* **SHORT PROBLEM**
Copy each line below that contains "Prise".
++++
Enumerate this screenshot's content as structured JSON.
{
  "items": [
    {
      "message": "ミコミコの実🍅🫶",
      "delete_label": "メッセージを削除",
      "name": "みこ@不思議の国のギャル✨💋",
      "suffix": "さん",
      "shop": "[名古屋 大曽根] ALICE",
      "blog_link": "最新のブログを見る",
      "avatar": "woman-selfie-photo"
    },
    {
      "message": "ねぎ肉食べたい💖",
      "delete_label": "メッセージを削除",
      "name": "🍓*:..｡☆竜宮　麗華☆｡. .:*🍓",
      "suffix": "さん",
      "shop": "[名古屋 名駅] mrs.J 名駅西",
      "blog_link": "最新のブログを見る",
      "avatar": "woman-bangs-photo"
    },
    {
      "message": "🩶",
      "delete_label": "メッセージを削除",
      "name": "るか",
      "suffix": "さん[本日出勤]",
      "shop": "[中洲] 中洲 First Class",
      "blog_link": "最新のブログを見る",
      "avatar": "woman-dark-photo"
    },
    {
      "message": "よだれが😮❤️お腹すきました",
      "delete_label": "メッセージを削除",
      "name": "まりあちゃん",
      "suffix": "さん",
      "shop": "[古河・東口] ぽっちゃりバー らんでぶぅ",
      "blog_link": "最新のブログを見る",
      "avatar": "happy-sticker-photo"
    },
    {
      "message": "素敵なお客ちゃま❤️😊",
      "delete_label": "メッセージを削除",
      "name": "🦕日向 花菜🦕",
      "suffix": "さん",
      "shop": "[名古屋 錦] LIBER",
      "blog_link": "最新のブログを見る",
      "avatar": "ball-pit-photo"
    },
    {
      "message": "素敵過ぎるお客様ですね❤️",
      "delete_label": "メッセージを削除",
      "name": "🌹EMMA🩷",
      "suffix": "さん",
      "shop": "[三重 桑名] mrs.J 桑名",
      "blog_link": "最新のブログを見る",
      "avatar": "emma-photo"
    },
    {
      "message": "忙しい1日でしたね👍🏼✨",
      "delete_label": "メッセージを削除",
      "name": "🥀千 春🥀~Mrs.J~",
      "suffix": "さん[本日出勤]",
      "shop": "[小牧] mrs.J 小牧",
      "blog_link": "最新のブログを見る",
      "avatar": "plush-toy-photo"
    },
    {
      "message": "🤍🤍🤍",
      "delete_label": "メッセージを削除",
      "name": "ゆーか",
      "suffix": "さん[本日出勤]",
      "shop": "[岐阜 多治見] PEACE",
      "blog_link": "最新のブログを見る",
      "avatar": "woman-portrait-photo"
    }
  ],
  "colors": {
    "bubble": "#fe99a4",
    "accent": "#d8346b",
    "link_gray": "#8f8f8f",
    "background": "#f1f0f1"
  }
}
++++
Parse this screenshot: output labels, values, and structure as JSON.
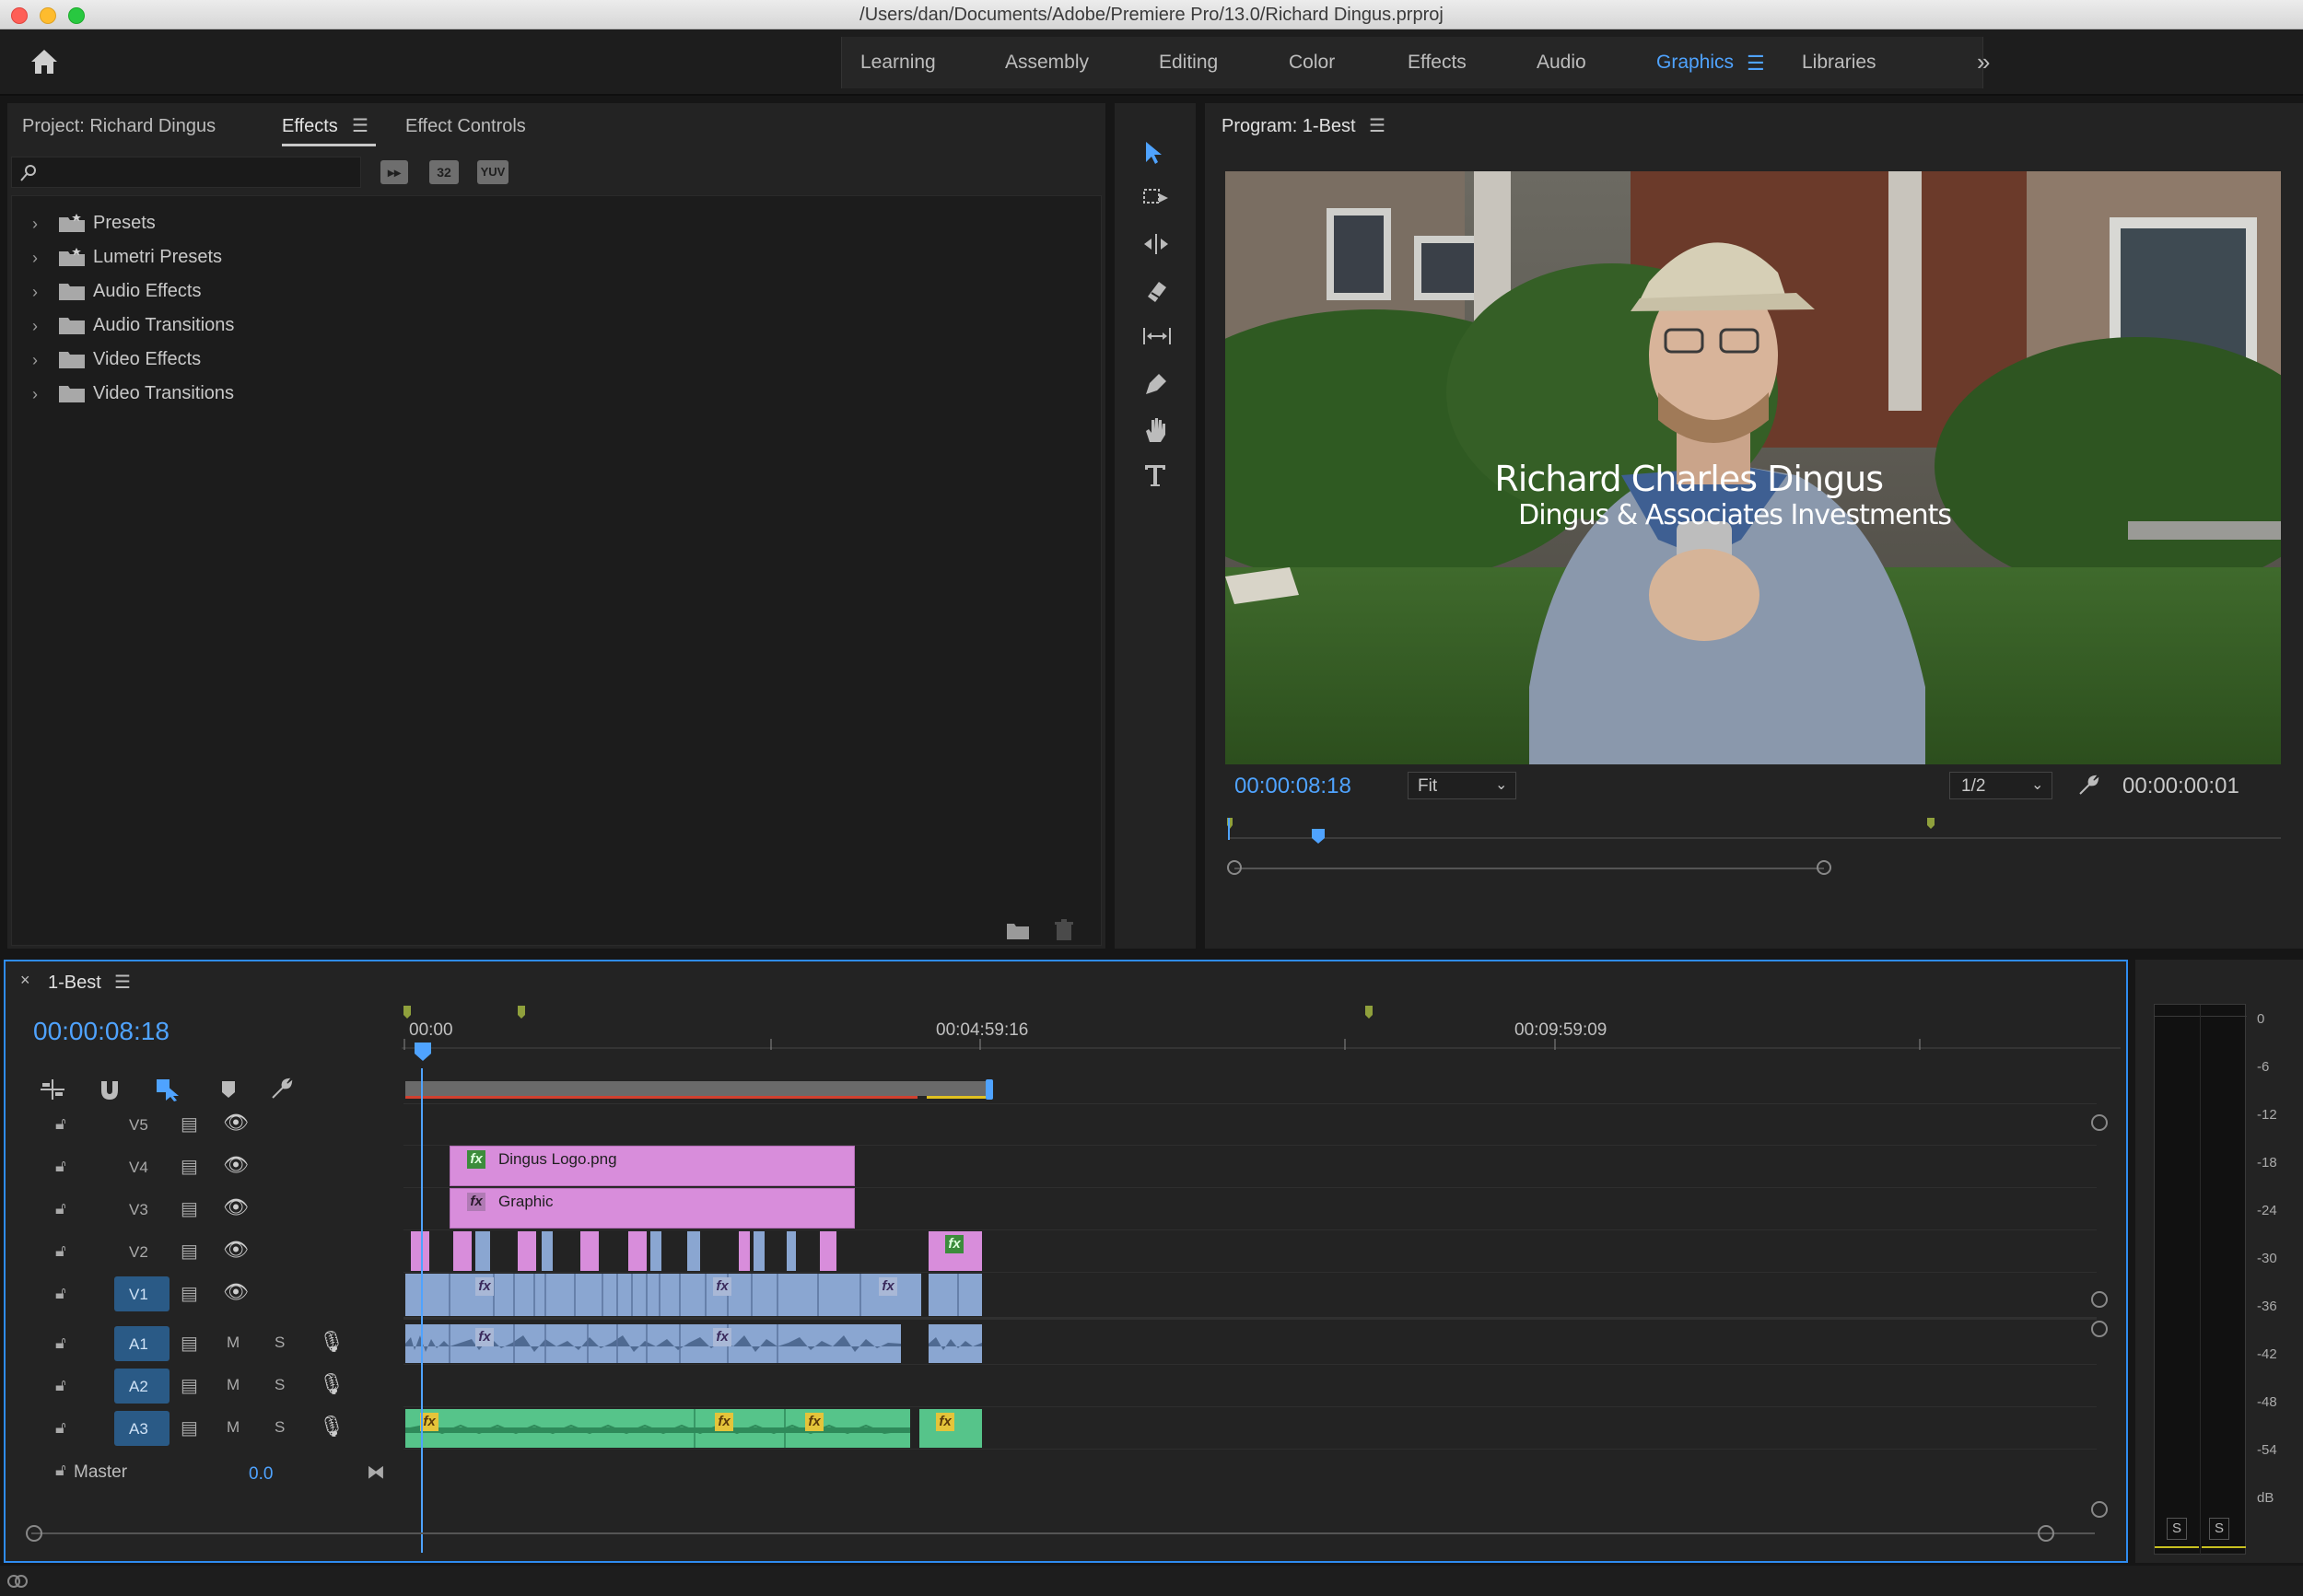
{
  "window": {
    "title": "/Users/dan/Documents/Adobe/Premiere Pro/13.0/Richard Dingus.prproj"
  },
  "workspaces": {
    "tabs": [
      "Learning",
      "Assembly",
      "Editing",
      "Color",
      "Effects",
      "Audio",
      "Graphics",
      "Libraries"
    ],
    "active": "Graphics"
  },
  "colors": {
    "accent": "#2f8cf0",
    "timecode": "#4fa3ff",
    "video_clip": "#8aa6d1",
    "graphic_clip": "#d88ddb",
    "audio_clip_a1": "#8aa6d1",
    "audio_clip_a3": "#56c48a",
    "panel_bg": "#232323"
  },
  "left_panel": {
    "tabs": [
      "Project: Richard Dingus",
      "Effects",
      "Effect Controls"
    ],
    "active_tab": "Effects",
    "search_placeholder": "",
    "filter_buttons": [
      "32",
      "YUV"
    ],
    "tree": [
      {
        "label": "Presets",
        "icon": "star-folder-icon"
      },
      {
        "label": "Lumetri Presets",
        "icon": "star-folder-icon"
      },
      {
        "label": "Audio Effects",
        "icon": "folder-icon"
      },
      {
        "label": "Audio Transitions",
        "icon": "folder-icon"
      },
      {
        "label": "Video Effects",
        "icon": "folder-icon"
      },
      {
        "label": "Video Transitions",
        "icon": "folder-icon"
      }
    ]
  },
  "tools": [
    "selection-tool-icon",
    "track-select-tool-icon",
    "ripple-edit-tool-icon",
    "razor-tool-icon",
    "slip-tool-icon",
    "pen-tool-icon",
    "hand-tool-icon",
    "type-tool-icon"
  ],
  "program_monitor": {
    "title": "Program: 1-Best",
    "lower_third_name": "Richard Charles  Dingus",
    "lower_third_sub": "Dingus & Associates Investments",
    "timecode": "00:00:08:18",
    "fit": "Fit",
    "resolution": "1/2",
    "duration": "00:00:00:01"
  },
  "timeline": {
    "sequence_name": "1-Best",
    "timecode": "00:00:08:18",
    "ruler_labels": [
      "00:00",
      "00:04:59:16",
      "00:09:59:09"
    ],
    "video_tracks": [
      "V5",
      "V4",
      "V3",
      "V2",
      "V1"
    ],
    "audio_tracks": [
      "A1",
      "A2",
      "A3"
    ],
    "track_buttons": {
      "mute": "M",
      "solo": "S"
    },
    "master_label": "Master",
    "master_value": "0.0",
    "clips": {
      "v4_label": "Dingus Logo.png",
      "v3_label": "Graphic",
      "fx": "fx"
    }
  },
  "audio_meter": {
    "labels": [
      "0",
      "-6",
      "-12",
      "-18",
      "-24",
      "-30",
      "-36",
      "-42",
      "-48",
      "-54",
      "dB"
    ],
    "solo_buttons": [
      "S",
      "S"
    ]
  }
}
++++
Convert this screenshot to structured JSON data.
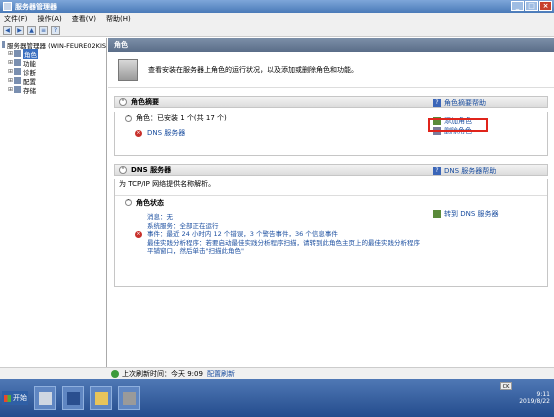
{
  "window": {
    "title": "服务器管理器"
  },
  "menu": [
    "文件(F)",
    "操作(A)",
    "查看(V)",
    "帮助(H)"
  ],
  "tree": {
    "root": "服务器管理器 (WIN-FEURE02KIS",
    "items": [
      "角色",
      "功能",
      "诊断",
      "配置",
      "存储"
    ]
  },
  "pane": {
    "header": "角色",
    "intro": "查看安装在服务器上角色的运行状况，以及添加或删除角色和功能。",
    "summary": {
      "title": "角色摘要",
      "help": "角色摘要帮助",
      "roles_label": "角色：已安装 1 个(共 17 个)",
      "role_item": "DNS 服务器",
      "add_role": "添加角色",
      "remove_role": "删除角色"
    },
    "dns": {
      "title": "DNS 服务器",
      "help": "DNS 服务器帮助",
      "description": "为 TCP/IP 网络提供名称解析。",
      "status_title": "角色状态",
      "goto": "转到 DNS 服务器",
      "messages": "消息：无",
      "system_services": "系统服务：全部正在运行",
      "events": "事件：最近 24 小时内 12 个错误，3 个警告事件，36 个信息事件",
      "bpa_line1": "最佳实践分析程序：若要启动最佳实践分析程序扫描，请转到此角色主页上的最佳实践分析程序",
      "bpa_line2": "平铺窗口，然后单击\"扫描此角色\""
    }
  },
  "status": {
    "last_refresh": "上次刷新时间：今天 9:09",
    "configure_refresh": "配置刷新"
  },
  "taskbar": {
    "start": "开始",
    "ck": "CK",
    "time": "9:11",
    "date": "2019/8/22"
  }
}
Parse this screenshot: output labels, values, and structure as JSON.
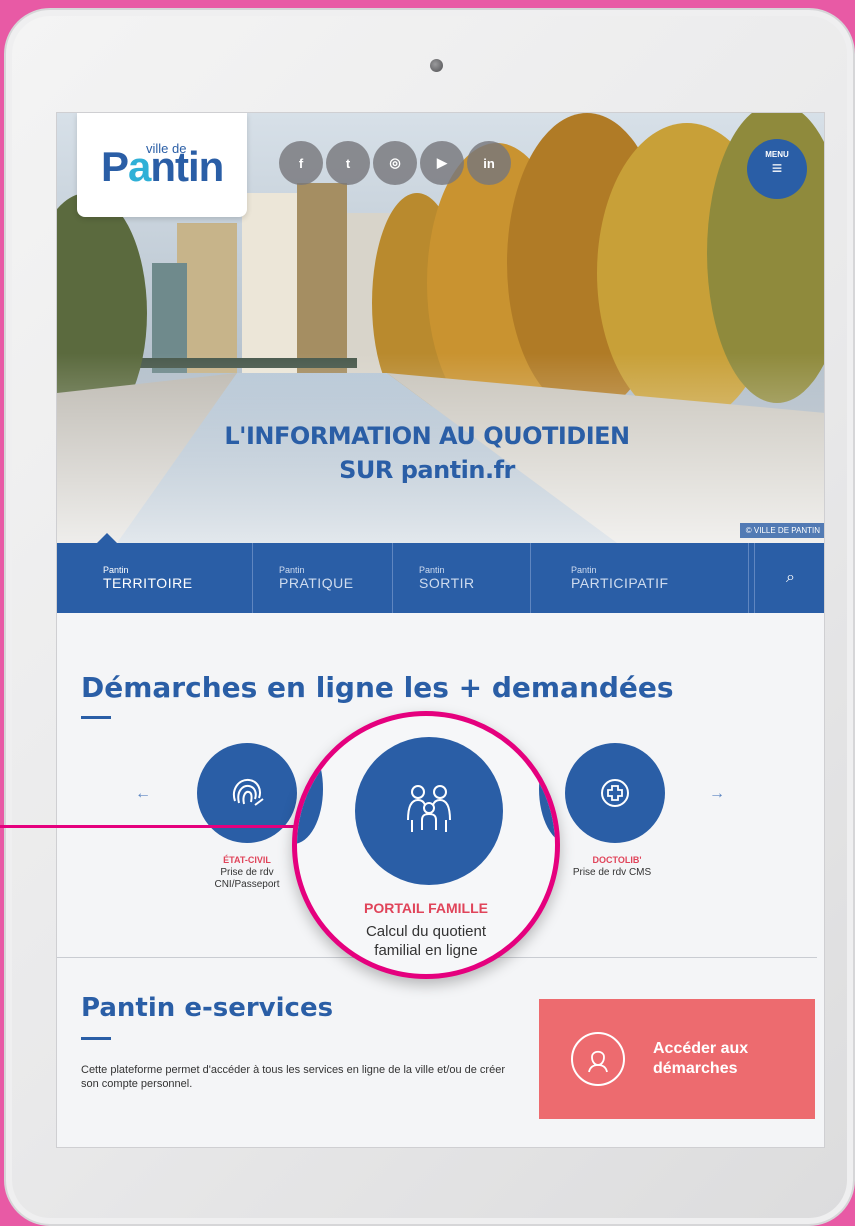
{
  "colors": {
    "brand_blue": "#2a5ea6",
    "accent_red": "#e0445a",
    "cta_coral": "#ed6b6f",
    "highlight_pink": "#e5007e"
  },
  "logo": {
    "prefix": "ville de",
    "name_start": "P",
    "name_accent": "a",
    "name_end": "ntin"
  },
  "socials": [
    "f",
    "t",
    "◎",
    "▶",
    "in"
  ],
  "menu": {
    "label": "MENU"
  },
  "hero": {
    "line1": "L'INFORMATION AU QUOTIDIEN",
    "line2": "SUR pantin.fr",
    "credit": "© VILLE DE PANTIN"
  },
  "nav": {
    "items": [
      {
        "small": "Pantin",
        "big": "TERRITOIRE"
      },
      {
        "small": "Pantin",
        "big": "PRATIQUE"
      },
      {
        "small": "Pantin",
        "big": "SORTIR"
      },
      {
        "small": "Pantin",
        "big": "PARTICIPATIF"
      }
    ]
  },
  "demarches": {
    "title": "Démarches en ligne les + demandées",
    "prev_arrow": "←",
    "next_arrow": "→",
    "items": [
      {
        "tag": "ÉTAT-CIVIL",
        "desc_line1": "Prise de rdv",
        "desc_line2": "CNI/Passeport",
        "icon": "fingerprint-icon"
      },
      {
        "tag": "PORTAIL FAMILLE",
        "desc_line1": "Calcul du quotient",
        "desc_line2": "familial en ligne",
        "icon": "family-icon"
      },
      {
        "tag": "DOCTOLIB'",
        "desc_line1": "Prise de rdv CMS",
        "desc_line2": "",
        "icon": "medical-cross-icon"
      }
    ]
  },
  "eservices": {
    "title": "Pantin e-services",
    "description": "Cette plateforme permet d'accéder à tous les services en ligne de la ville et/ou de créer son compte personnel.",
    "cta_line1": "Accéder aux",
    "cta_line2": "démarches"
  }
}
++++
* **SOLUTION TO THE PROBLEM**
        "desc_line1": "Prise de rdv",
        "desc_line1": "Prise de rdv CMS",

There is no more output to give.